BEGIN Data supplied

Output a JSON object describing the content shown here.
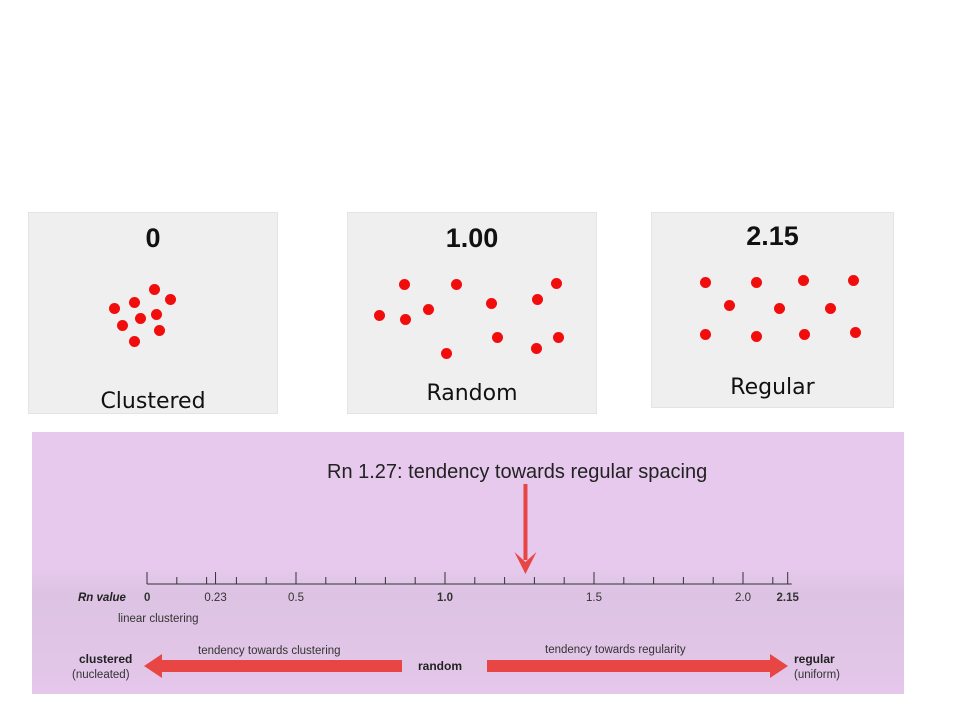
{
  "panels": [
    {
      "value": "0",
      "label": "Clustered"
    },
    {
      "value": "1.00",
      "label": "Random"
    },
    {
      "value": "2.15",
      "label": "Regular"
    }
  ],
  "scale": {
    "headline": "Rn 1.27: tendency towards regular spacing",
    "axis_label": "Rn value",
    "marker_value": 1.27,
    "tick_labels": [
      "0",
      "0.23",
      "0.5",
      "1.0",
      "1.5",
      "2.0",
      "2.15"
    ],
    "bold_tick_labels": [
      "0",
      "1.0",
      "2.15"
    ],
    "sub_label": "linear clustering",
    "left_end_label": "clustered",
    "left_end_sub": "(nucleated)",
    "left_tendency": "tendency towards clustering",
    "center_label": "random",
    "right_tendency": "tendency towards regularity",
    "right_end_label": "regular",
    "right_end_sub": "(uniform)"
  },
  "colors": {
    "dot": "#f20d0d",
    "arrow": "#e84545",
    "scale_background": "#e6c9ec",
    "panel_background": "#efefef"
  }
}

END Data supplied

## Aim of the task
Leave out all pictures, then copy the remaining material exactly.

## Task response
Output a JSON object describing the content shown here.
{
  "panels": [
    {
      "value": "0",
      "label": "Clustered"
    },
    {
      "value": "1.00",
      "label": "Random"
    },
    {
      "value": "2.15",
      "label": "Regular"
    }
  ],
  "scale": {
    "headline": "Rn 1.27: tendency towards regular spacing",
    "axis_label": "Rn value",
    "marker_value": 1.27,
    "tick_labels": [
      "0",
      "0.23",
      "0.5",
      "1.0",
      "1.5",
      "2.0",
      "2.15"
    ],
    "bold_tick_labels": [
      "0",
      "1.0",
      "2.15"
    ],
    "sub_label": "linear clustering",
    "left_end_label": "clustered",
    "left_end_sub": "(nucleated)",
    "left_tendency": "tendency towards clustering",
    "center_label": "random",
    "right_tendency": "tendency towards regularity",
    "right_end_label": "regular",
    "right_end_sub": "(uniform)"
  },
  "colors": {
    "dot": "#f20d0d",
    "arrow": "#e84545",
    "scale_background": "#e6c9ec",
    "panel_background": "#efefef"
  }
}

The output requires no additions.